SELECTED EXTRACT:
One of the things that put me off church for so many years is that I simply could not accept what the church has done over the centuries in Jesus name. With some help from my priest, Lou Rivers, I came to see two churches the broad church of Christ and the "corporate" church which man has constructed and is now divided into thousands of pieces. Clearly it wasn't Christ's church that beheaded or burned at the stake or put to the sword those considered heretics. It was not Christ's church that the Pope apologized to the Jews for ... it was the corporate church in its various manifestations.
I have come to accept the corporate church as Christ's clubhouse - a place to meet and worship - not the exclusive arbiter of what he meant. The second decision I came to was that Christ's words are contained in the four gospels and that it is Christ's words, not the interpretation of those by others, that I should pay attention to. This very much simplified things in that his message is very clear - though the message itself is a difficult one to obey. And this is not to say that I reject the writings of men like Paul or think that the Old Testament does not contain much Godly wisdom. I simply hold that Christianity is the word of Christ and that it can be boiled down to his two great commandments to love God and to love thy neighbour as thyself ... which is three commandments really because the second means to love both your neighbour and yourself.

INFORMATION SUPPLIED:
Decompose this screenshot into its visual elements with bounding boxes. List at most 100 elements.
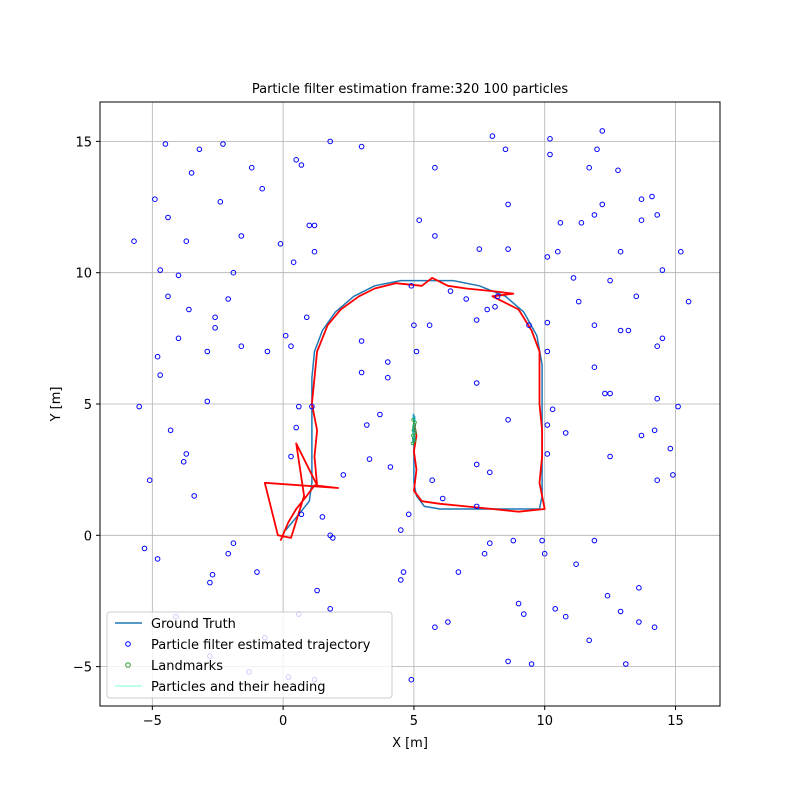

WHAT YOU WILL DO:
(a) Put this sentence from the passage about church into Spanish: "Clearly it wasn't Christ's church that beheaded or burned at the stake or put to the sword those considered heretics."
(b) Write what comes next in the passage about church, picking up after its last sentence.
The lines are separate material and have nothing to do with the passage about church.

ANSWERS TO EACH TASK:
(a) Claramente, no fue la iglesia de Cristo la que decapitó, quemó en la hoguera o pasó a espada a quienes eran considerados herejes.

(b)
Now ... when I thought of that I thought of two things. Simple as those directions are to understand they are almost impossible for mere mortals to obey. Every possible effort must be made to even come close. Therefore I concluded that God has given us a very difficult job simply through Jesus' teachings and we'll be assessed, in due course, as to how we did, not whether or not we took the Bible literally. The second thing that occurred to me was that Jesus was speaking to ordinary people, not theologians. He spoke the people's language and his parables were easy to understand. He did not envisage all the sacred rites by which many churches are governed and that much of the mysticism and jargon that surrounds Christian liturgies are little more that huckster hype dreamt up by the Church's early traveling salesmen. There is nothing wrong with it I am scarcely the 17th century puritan bent upon destroying icons and banning ceremonies. I only say that for my personal faith, at this point anyway, I do not include most of what the corporate church has made part of its liturgy. I'm not sure, for example, I accept a virgin birth or a bodily resurrection. I don't deny them - they simply are not central to my faith which considers that Christ's message was not about ceremonies or liturgies but about loving God, others and yourself and that the path to redemption was following Him, not necessarily the very human, mostly men, who interpreted His word. In fact, to make the shock complete to more fundamentalist Christians than I, I declare my faith in the words Elizabeth I stated for herself when she said "There is only one Lord Jesus Christ - the rest is a dispute over trifles".
The foregoing was not intended to be a statement of any fundamental truths nor an assertion of any sort - it's only a statement of where my faith has taken me, as food for thought on this Holy of Holiest of seasons in the Christian calendar.